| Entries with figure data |
----------------------------------------
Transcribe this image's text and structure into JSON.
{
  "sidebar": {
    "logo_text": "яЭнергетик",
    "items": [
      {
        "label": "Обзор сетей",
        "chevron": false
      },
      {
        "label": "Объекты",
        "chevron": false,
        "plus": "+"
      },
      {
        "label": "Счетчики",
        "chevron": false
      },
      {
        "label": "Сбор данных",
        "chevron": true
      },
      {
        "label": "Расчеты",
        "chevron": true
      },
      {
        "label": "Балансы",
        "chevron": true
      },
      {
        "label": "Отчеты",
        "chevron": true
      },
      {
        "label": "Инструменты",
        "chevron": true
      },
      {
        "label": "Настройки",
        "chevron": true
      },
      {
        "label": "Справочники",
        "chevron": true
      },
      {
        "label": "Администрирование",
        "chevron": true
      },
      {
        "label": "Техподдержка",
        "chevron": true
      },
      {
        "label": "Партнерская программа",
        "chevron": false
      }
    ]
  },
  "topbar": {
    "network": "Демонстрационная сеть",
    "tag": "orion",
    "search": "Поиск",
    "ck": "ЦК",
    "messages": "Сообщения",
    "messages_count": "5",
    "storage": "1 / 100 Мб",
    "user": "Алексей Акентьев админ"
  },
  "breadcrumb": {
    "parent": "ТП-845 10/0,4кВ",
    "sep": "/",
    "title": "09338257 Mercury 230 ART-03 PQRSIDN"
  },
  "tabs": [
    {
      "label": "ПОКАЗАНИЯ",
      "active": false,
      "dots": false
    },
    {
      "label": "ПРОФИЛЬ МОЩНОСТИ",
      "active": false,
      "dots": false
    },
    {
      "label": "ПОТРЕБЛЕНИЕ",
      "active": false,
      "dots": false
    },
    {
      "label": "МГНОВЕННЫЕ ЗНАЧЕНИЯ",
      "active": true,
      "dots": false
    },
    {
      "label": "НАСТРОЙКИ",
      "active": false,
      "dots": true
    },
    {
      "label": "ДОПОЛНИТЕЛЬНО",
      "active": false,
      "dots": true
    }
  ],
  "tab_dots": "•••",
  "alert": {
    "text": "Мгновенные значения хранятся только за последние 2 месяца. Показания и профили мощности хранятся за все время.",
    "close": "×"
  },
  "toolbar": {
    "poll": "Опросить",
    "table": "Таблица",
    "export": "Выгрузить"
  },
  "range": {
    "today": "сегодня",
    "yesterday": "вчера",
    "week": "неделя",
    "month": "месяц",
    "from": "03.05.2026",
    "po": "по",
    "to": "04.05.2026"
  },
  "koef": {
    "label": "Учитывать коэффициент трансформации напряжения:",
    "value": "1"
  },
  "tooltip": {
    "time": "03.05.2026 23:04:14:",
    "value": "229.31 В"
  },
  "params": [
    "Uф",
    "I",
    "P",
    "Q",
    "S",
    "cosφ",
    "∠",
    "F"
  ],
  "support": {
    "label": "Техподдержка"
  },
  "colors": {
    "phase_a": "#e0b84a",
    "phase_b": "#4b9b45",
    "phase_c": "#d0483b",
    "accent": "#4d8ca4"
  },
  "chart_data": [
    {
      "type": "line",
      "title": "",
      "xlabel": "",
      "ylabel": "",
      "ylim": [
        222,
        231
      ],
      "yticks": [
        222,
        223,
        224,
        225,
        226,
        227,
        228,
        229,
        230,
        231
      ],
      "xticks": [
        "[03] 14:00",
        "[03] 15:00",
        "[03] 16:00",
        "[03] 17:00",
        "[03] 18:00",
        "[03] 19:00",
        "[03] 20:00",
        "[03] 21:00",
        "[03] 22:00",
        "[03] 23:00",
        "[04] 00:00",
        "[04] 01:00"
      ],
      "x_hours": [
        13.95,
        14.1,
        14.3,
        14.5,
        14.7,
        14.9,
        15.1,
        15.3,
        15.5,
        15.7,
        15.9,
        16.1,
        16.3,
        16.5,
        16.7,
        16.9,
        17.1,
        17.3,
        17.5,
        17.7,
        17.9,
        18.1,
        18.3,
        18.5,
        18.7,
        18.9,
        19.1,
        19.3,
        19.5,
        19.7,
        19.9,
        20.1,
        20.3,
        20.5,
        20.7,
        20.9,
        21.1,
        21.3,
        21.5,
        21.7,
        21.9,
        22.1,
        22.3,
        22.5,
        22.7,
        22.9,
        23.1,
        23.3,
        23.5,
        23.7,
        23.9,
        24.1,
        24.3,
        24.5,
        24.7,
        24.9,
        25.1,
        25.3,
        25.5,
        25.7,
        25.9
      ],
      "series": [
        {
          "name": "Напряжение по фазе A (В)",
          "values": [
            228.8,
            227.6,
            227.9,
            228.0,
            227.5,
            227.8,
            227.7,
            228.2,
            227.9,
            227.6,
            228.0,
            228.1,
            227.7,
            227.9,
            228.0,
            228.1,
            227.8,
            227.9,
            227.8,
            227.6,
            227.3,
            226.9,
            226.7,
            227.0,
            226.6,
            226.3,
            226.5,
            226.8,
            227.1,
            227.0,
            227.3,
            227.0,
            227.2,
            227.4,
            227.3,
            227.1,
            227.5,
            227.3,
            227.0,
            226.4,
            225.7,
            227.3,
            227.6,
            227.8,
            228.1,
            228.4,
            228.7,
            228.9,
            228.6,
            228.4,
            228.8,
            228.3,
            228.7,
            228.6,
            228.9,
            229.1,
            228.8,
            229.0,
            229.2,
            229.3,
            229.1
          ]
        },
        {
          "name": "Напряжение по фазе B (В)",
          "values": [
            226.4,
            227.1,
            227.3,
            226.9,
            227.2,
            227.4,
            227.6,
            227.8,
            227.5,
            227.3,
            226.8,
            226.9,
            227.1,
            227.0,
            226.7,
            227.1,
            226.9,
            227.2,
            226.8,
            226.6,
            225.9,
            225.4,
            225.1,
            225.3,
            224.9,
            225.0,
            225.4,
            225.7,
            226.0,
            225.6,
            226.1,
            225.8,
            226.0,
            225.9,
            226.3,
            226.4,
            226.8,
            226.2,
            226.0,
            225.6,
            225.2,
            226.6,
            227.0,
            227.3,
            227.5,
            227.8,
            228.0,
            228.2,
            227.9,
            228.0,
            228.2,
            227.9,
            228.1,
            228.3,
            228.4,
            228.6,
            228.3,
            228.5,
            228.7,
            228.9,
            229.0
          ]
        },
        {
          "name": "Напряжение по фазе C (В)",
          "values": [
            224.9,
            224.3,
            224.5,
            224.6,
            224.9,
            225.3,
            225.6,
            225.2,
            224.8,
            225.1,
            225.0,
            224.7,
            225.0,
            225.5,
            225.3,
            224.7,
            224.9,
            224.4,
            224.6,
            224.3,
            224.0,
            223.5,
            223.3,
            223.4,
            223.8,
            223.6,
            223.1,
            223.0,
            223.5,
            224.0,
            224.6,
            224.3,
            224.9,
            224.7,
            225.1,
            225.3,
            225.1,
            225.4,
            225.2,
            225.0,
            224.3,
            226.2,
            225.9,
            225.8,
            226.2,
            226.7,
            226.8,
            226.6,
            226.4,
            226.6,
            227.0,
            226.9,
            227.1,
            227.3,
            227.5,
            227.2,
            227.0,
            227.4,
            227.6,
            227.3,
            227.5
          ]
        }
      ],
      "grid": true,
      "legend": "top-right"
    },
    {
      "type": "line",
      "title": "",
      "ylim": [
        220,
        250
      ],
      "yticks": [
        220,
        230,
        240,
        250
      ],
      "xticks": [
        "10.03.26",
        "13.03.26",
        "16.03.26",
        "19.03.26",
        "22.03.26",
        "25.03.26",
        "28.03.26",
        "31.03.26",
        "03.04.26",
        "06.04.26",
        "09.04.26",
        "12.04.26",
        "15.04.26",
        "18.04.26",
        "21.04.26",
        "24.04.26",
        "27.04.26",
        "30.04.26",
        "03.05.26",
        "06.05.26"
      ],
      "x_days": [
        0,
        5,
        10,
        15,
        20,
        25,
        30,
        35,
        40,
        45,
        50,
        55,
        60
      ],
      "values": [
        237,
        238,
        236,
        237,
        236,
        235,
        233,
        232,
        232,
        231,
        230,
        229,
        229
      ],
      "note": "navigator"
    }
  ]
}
----------------------------------------
| Requirement |
Determine the number of lines in the listing that hold the word "Напряжение", and supply that number and nothing further.

| Result for this task |
3